_Task inputs_.
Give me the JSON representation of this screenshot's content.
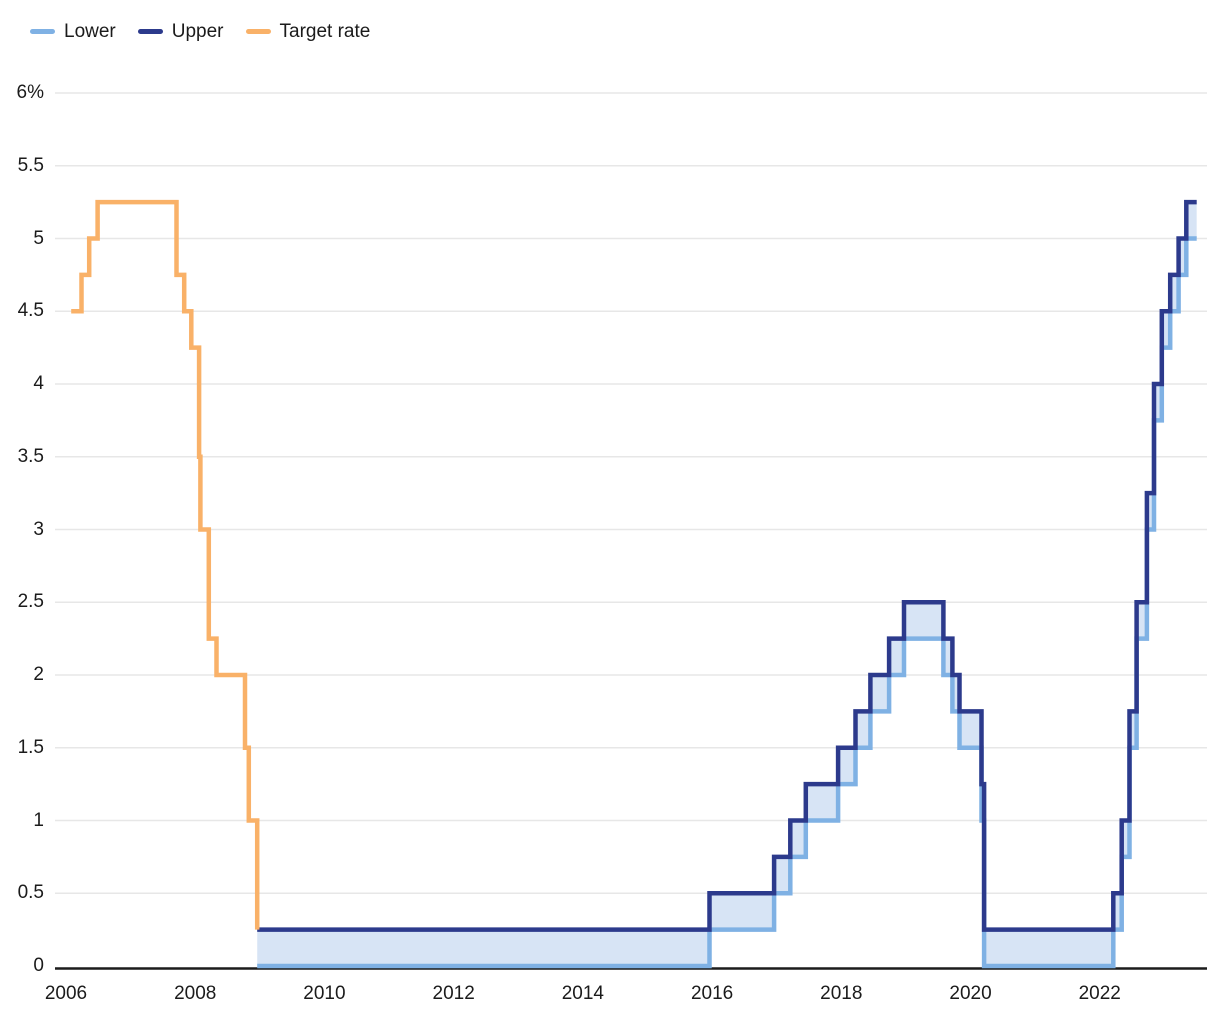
{
  "chart_data": {
    "type": "line",
    "subtype": "step",
    "title": "",
    "ylabel": "",
    "xlabel": "",
    "unit": "%",
    "grid": true,
    "legend_position": "top-left",
    "colors": {
      "lower": "#7fb1e4",
      "upper": "#2c3a8c",
      "target": "#f9b168",
      "band_fill": "#d7e4f5",
      "grid_line": "#e7e7e7",
      "axis_line": "#1c1c1c",
      "text": "#1b1b1b"
    },
    "legend": [
      {
        "label": "Lower",
        "color": "#7fb1e4"
      },
      {
        "label": "Upper",
        "color": "#2c3a8c"
      },
      {
        "label": "Target rate",
        "color": "#f9b168"
      }
    ],
    "x_range": [
      2005.83,
      2023.66
    ],
    "y_range": [
      0,
      6
    ],
    "x_ticks": [
      {
        "label": "2006",
        "value": 2006
      },
      {
        "label": "2008",
        "value": 2008
      },
      {
        "label": "2010",
        "value": 2010
      },
      {
        "label": "2012",
        "value": 2012
      },
      {
        "label": "2014",
        "value": 2014
      },
      {
        "label": "2016",
        "value": 2016
      },
      {
        "label": "2018",
        "value": 2018
      },
      {
        "label": "2020",
        "value": 2020
      },
      {
        "label": "2022",
        "value": 2022
      }
    ],
    "y_ticks": [
      {
        "label": "6%",
        "value": 6
      },
      {
        "label": "5.5",
        "value": 5.5
      },
      {
        "label": "5",
        "value": 5
      },
      {
        "label": "4.5",
        "value": 4.5
      },
      {
        "label": "4",
        "value": 4
      },
      {
        "label": "3.5",
        "value": 3.5
      },
      {
        "label": "3",
        "value": 3
      },
      {
        "label": "2.5",
        "value": 2.5
      },
      {
        "label": "2",
        "value": 2
      },
      {
        "label": "1.5",
        "value": 1.5
      },
      {
        "label": "1",
        "value": 1
      },
      {
        "label": "0.5",
        "value": 0.5
      },
      {
        "label": "0",
        "value": 0
      }
    ],
    "band": {
      "between": [
        "Lower",
        "Upper"
      ],
      "fill": "#d7e4f5"
    },
    "series": [
      {
        "name": "Target rate",
        "color": "#f9b168",
        "points": [
          [
            2006.08,
            4.5
          ],
          [
            2006.24,
            4.75
          ],
          [
            2006.36,
            5.0
          ],
          [
            2006.49,
            5.25
          ],
          [
            2007.71,
            4.75
          ],
          [
            2007.83,
            4.5
          ],
          [
            2007.94,
            4.25
          ],
          [
            2008.06,
            3.5
          ],
          [
            2008.08,
            3.0
          ],
          [
            2008.21,
            2.25
          ],
          [
            2008.33,
            2.0
          ],
          [
            2008.77,
            1.5
          ],
          [
            2008.83,
            1.0
          ],
          [
            2008.96,
            0.25
          ]
        ]
      },
      {
        "name": "Upper",
        "color": "#2c3a8c",
        "points": [
          [
            2008.96,
            0.25
          ],
          [
            2015.96,
            0.5
          ],
          [
            2016.96,
            0.75
          ],
          [
            2017.21,
            1.0
          ],
          [
            2017.45,
            1.25
          ],
          [
            2017.95,
            1.5
          ],
          [
            2018.22,
            1.75
          ],
          [
            2018.45,
            2.0
          ],
          [
            2018.74,
            2.25
          ],
          [
            2018.97,
            2.5
          ],
          [
            2019.58,
            2.25
          ],
          [
            2019.72,
            2.0
          ],
          [
            2019.83,
            1.75
          ],
          [
            2020.17,
            1.25
          ],
          [
            2020.21,
            0.25
          ],
          [
            2022.21,
            0.5
          ],
          [
            2022.34,
            1.0
          ],
          [
            2022.46,
            1.75
          ],
          [
            2022.57,
            2.5
          ],
          [
            2022.73,
            3.25
          ],
          [
            2022.84,
            4.0
          ],
          [
            2022.96,
            4.5
          ],
          [
            2023.09,
            4.75
          ],
          [
            2023.22,
            5.0
          ],
          [
            2023.34,
            5.25
          ],
          [
            2023.5,
            5.25
          ]
        ]
      },
      {
        "name": "Lower",
        "color": "#7fb1e4",
        "points": [
          [
            2008.96,
            0.0
          ],
          [
            2015.96,
            0.25
          ],
          [
            2016.96,
            0.5
          ],
          [
            2017.21,
            0.75
          ],
          [
            2017.45,
            1.0
          ],
          [
            2017.95,
            1.25
          ],
          [
            2018.22,
            1.5
          ],
          [
            2018.45,
            1.75
          ],
          [
            2018.74,
            2.0
          ],
          [
            2018.97,
            2.25
          ],
          [
            2019.58,
            2.0
          ],
          [
            2019.72,
            1.75
          ],
          [
            2019.83,
            1.5
          ],
          [
            2020.17,
            1.0
          ],
          [
            2020.21,
            0.0
          ],
          [
            2022.21,
            0.25
          ],
          [
            2022.34,
            0.75
          ],
          [
            2022.46,
            1.5
          ],
          [
            2022.57,
            2.25
          ],
          [
            2022.73,
            3.0
          ],
          [
            2022.84,
            3.75
          ],
          [
            2022.96,
            4.25
          ],
          [
            2023.09,
            4.5
          ],
          [
            2023.22,
            4.75
          ],
          [
            2023.34,
            5.0
          ],
          [
            2023.5,
            5.0
          ]
        ]
      }
    ]
  }
}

_What the task asks_. Repeat each entry exactly as it appears; skip any picture.

_Output below_.
Give me the JSON representation of this screenshot's content.
{
  "chart_data": {
    "type": "line",
    "subtype": "step",
    "title": "",
    "ylabel": "",
    "xlabel": "",
    "unit": "%",
    "grid": true,
    "legend_position": "top-left",
    "colors": {
      "lower": "#7fb1e4",
      "upper": "#2c3a8c",
      "target": "#f9b168",
      "band_fill": "#d7e4f5",
      "grid_line": "#e7e7e7",
      "axis_line": "#1c1c1c",
      "text": "#1b1b1b"
    },
    "legend": [
      {
        "label": "Lower",
        "color": "#7fb1e4"
      },
      {
        "label": "Upper",
        "color": "#2c3a8c"
      },
      {
        "label": "Target rate",
        "color": "#f9b168"
      }
    ],
    "x_range": [
      2005.83,
      2023.66
    ],
    "y_range": [
      0,
      6
    ],
    "x_ticks": [
      {
        "label": "2006",
        "value": 2006
      },
      {
        "label": "2008",
        "value": 2008
      },
      {
        "label": "2010",
        "value": 2010
      },
      {
        "label": "2012",
        "value": 2012
      },
      {
        "label": "2014",
        "value": 2014
      },
      {
        "label": "2016",
        "value": 2016
      },
      {
        "label": "2018",
        "value": 2018
      },
      {
        "label": "2020",
        "value": 2020
      },
      {
        "label": "2022",
        "value": 2022
      }
    ],
    "y_ticks": [
      {
        "label": "6%",
        "value": 6
      },
      {
        "label": "5.5",
        "value": 5.5
      },
      {
        "label": "5",
        "value": 5
      },
      {
        "label": "4.5",
        "value": 4.5
      },
      {
        "label": "4",
        "value": 4
      },
      {
        "label": "3.5",
        "value": 3.5
      },
      {
        "label": "3",
        "value": 3
      },
      {
        "label": "2.5",
        "value": 2.5
      },
      {
        "label": "2",
        "value": 2
      },
      {
        "label": "1.5",
        "value": 1.5
      },
      {
        "label": "1",
        "value": 1
      },
      {
        "label": "0.5",
        "value": 0.5
      },
      {
        "label": "0",
        "value": 0
      }
    ],
    "band": {
      "between": [
        "Lower",
        "Upper"
      ],
      "fill": "#d7e4f5"
    },
    "series": [
      {
        "name": "Target rate",
        "color": "#f9b168",
        "points": [
          [
            2006.08,
            4.5
          ],
          [
            2006.24,
            4.75
          ],
          [
            2006.36,
            5.0
          ],
          [
            2006.49,
            5.25
          ],
          [
            2007.71,
            4.75
          ],
          [
            2007.83,
            4.5
          ],
          [
            2007.94,
            4.25
          ],
          [
            2008.06,
            3.5
          ],
          [
            2008.08,
            3.0
          ],
          [
            2008.21,
            2.25
          ],
          [
            2008.33,
            2.0
          ],
          [
            2008.77,
            1.5
          ],
          [
            2008.83,
            1.0
          ],
          [
            2008.96,
            0.25
          ]
        ]
      },
      {
        "name": "Upper",
        "color": "#2c3a8c",
        "points": [
          [
            2008.96,
            0.25
          ],
          [
            2015.96,
            0.5
          ],
          [
            2016.96,
            0.75
          ],
          [
            2017.21,
            1.0
          ],
          [
            2017.45,
            1.25
          ],
          [
            2017.95,
            1.5
          ],
          [
            2018.22,
            1.75
          ],
          [
            2018.45,
            2.0
          ],
          [
            2018.74,
            2.25
          ],
          [
            2018.97,
            2.5
          ],
          [
            2019.58,
            2.25
          ],
          [
            2019.72,
            2.0
          ],
          [
            2019.83,
            1.75
          ],
          [
            2020.17,
            1.25
          ],
          [
            2020.21,
            0.25
          ],
          [
            2022.21,
            0.5
          ],
          [
            2022.34,
            1.0
          ],
          [
            2022.46,
            1.75
          ],
          [
            2022.57,
            2.5
          ],
          [
            2022.73,
            3.25
          ],
          [
            2022.84,
            4.0
          ],
          [
            2022.96,
            4.5
          ],
          [
            2023.09,
            4.75
          ],
          [
            2023.22,
            5.0
          ],
          [
            2023.34,
            5.25
          ],
          [
            2023.5,
            5.25
          ]
        ]
      },
      {
        "name": "Lower",
        "color": "#7fb1e4",
        "points": [
          [
            2008.96,
            0.0
          ],
          [
            2015.96,
            0.25
          ],
          [
            2016.96,
            0.5
          ],
          [
            2017.21,
            0.75
          ],
          [
            2017.45,
            1.0
          ],
          [
            2017.95,
            1.25
          ],
          [
            2018.22,
            1.5
          ],
          [
            2018.45,
            1.75
          ],
          [
            2018.74,
            2.0
          ],
          [
            2018.97,
            2.25
          ],
          [
            2019.58,
            2.0
          ],
          [
            2019.72,
            1.75
          ],
          [
            2019.83,
            1.5
          ],
          [
            2020.17,
            1.0
          ],
          [
            2020.21,
            0.0
          ],
          [
            2022.21,
            0.25
          ],
          [
            2022.34,
            0.75
          ],
          [
            2022.46,
            1.5
          ],
          [
            2022.57,
            2.25
          ],
          [
            2022.73,
            3.0
          ],
          [
            2022.84,
            3.75
          ],
          [
            2022.96,
            4.25
          ],
          [
            2023.09,
            4.5
          ],
          [
            2023.22,
            4.75
          ],
          [
            2023.34,
            5.0
          ],
          [
            2023.5,
            5.0
          ]
        ]
      }
    ]
  }
}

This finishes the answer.